**REQUEST**
Find every line in the records below that holds the word "document", and copy it out.

**EXERCISE DATA**
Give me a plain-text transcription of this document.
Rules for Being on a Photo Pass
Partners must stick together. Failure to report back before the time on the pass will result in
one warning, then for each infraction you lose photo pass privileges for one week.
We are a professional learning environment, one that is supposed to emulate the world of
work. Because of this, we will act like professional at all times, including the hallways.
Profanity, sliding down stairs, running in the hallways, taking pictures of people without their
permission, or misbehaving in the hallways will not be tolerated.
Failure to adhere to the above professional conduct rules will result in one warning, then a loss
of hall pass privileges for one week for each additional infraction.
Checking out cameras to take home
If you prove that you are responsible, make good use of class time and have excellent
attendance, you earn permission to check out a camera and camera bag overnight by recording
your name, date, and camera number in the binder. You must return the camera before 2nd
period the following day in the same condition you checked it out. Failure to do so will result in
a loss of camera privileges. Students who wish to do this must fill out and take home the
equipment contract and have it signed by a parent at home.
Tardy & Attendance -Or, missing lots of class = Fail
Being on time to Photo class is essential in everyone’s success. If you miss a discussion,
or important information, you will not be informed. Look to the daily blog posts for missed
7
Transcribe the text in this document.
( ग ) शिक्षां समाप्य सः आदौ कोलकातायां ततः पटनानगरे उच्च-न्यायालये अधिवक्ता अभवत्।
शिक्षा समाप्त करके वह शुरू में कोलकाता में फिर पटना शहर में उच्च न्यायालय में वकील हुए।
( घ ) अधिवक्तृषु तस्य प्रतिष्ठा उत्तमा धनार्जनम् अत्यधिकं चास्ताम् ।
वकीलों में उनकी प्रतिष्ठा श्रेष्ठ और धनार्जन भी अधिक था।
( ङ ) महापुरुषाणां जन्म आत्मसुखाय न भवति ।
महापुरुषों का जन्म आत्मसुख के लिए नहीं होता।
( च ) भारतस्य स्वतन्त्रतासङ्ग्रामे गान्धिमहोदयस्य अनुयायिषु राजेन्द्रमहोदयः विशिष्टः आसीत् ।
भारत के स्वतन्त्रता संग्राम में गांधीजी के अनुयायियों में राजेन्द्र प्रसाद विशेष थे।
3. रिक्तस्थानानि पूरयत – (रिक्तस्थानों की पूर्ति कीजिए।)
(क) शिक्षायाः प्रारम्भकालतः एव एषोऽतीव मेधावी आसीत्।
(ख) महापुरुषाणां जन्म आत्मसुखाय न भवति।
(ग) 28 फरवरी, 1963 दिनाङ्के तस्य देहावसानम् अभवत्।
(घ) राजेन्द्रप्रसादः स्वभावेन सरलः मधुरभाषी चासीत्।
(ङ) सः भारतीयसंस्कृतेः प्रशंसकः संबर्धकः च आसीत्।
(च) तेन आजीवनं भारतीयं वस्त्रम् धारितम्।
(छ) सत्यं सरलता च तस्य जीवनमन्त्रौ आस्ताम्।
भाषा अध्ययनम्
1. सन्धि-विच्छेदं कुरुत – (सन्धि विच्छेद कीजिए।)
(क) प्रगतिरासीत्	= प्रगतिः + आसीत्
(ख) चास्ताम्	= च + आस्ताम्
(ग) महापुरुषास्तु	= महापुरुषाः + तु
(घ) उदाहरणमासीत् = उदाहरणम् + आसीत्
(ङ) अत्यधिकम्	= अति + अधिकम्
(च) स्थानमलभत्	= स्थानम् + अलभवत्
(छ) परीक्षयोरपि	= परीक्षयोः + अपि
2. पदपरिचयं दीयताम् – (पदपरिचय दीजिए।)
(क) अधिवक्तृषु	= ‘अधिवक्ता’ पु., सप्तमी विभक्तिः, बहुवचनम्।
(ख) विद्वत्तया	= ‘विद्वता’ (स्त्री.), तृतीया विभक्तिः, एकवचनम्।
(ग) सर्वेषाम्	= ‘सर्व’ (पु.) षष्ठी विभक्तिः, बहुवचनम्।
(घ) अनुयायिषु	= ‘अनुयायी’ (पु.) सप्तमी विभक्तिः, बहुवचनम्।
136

**REPLY**
Give me a plain-text transcription of this document.
Transcribe the text in this document.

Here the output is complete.